#### WHAT IS ASKED
Copy all lines holding the word "recent" from the entries.

Stored records:
────────────────────

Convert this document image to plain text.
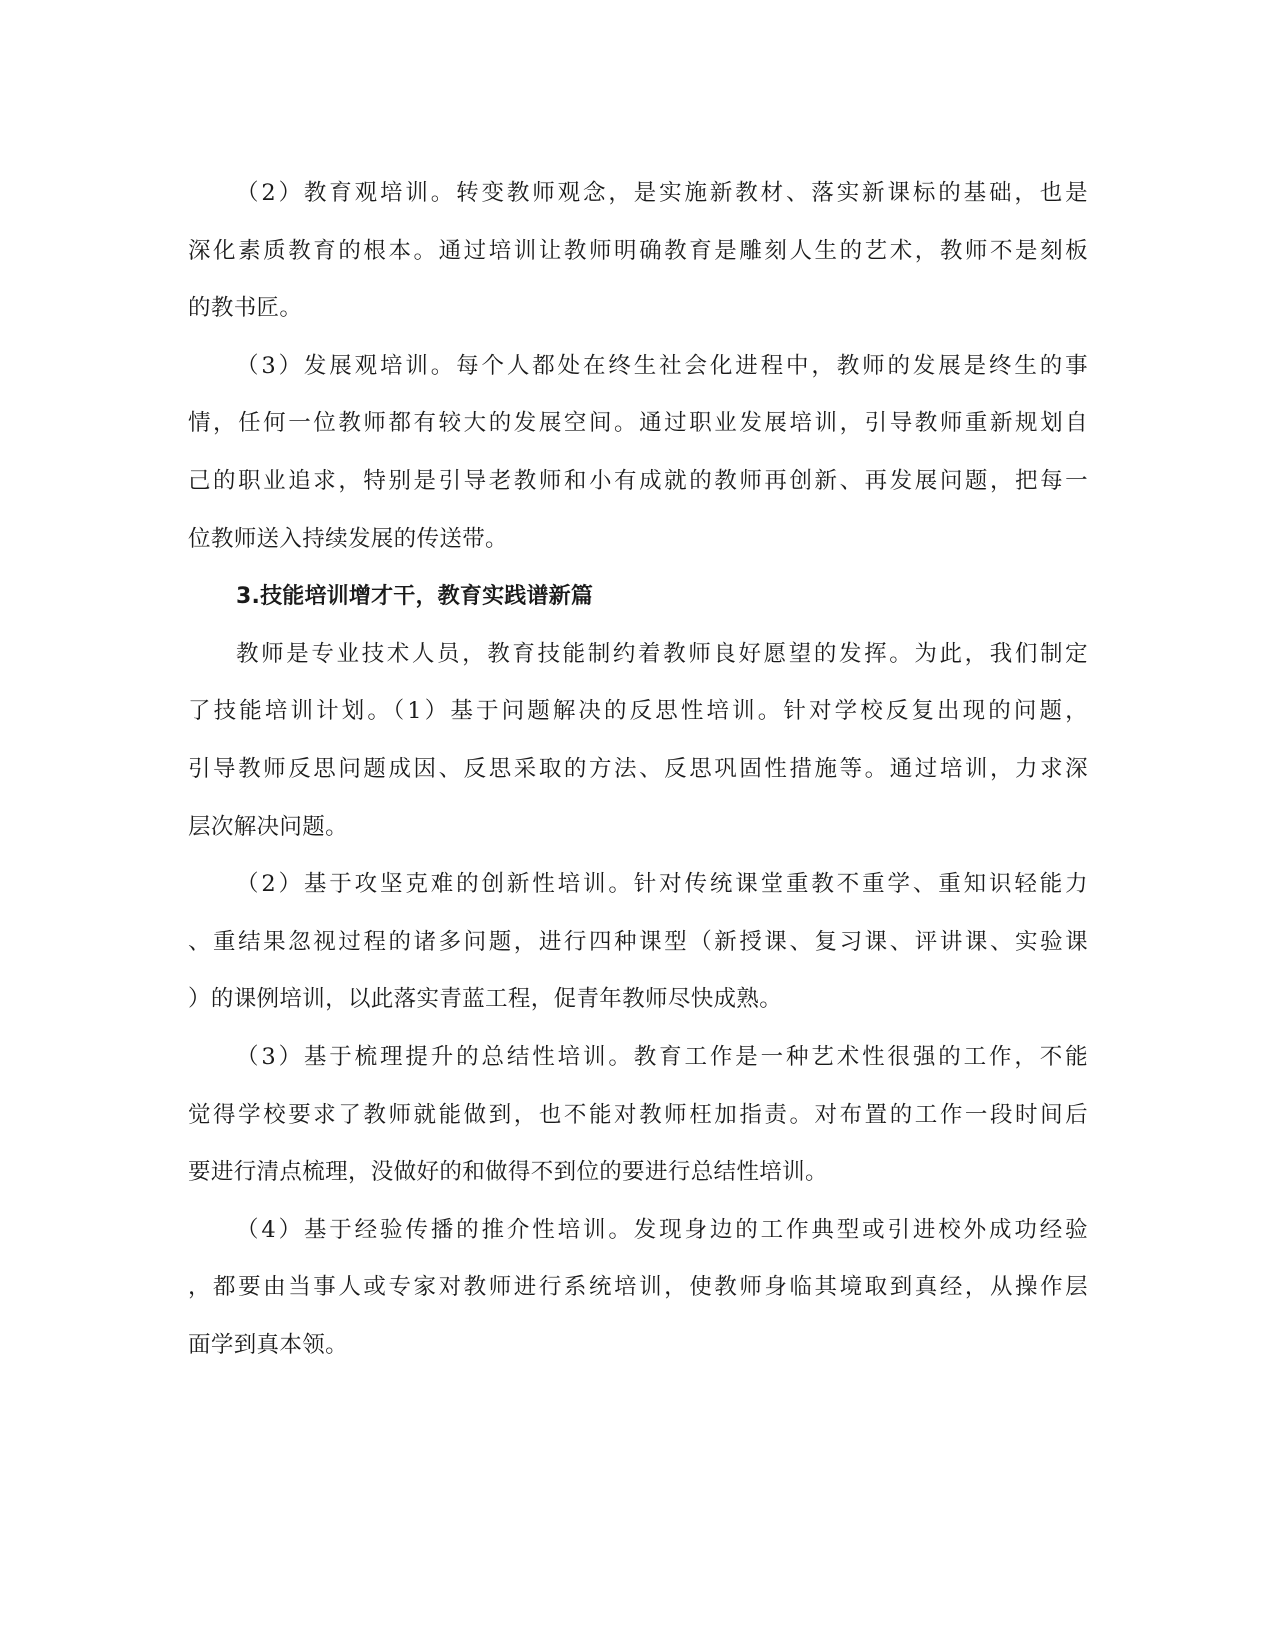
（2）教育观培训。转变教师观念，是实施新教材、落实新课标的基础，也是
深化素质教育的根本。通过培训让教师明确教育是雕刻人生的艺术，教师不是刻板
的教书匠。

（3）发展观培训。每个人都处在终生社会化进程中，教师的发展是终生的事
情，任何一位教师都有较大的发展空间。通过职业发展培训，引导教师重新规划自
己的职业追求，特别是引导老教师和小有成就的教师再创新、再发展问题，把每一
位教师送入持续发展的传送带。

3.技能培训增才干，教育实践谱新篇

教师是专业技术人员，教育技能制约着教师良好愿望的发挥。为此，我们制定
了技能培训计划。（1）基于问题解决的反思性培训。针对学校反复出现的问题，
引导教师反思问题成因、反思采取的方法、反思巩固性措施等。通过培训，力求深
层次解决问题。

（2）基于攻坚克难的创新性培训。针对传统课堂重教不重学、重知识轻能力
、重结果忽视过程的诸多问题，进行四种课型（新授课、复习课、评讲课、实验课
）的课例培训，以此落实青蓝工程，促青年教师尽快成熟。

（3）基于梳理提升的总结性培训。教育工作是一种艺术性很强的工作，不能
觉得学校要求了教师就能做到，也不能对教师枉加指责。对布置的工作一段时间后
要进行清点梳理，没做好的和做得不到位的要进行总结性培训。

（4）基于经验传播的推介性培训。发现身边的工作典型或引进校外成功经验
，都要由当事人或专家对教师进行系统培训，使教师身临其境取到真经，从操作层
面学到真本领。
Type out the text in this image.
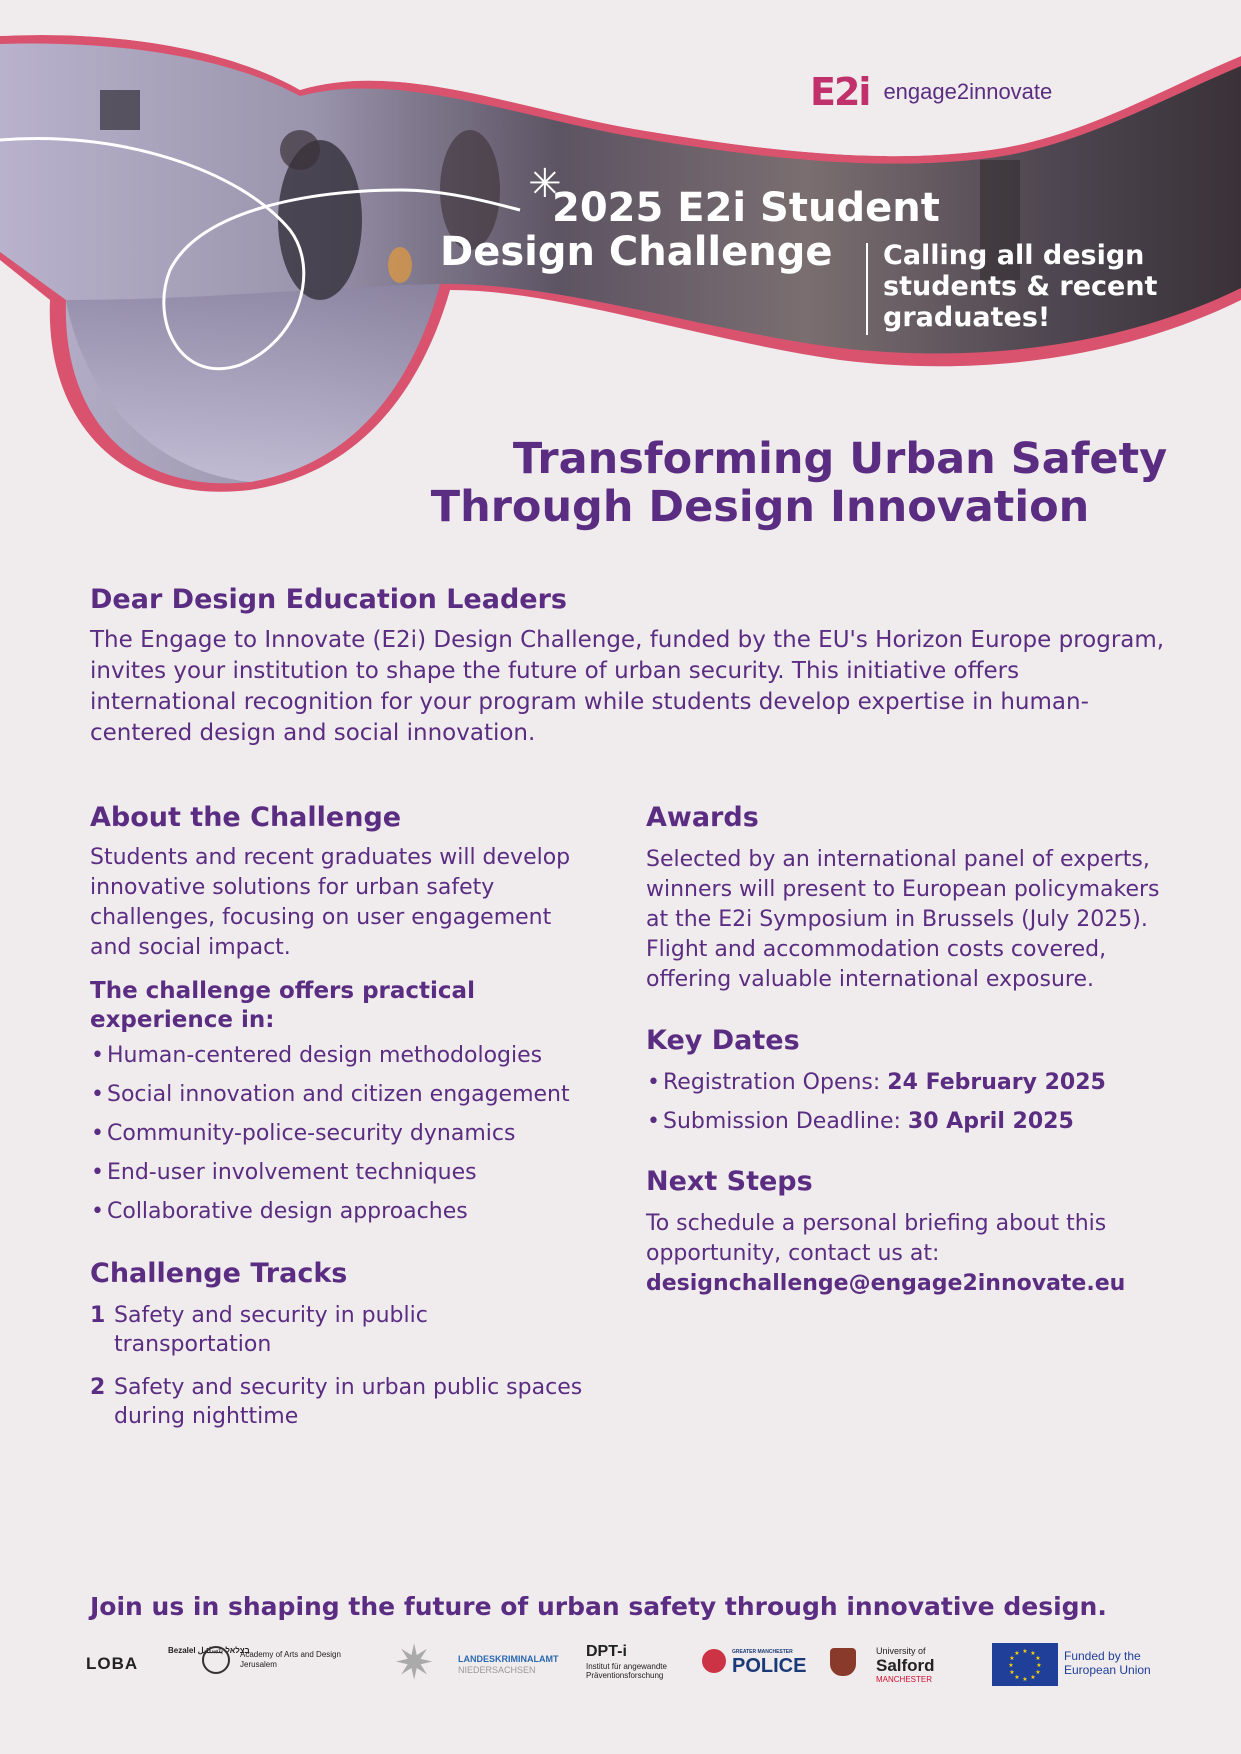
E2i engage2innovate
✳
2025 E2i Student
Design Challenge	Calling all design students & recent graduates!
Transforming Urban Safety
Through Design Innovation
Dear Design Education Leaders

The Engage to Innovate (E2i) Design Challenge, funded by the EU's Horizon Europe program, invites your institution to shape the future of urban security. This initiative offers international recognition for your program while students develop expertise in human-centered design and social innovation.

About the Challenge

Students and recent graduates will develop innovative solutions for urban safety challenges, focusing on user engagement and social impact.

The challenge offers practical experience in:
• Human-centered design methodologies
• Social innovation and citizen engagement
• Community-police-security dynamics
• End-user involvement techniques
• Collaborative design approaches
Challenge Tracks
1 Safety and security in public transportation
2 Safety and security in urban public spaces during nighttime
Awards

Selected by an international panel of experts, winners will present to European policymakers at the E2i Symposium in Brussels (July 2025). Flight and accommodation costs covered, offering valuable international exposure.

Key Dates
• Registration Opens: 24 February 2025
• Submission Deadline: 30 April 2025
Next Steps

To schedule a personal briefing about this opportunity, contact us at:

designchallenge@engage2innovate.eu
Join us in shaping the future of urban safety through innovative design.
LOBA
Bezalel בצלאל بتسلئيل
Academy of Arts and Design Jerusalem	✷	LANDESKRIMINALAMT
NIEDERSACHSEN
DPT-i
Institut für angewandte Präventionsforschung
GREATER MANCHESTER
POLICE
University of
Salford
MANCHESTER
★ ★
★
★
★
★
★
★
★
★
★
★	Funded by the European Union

────────────────────

#### EXERCISE ANSWER
Design Challenge	Calling all design students & recent graduates!
Students and recent graduates will develop innovative solutions for urban safety challenges, focusing on user engagement and social impact.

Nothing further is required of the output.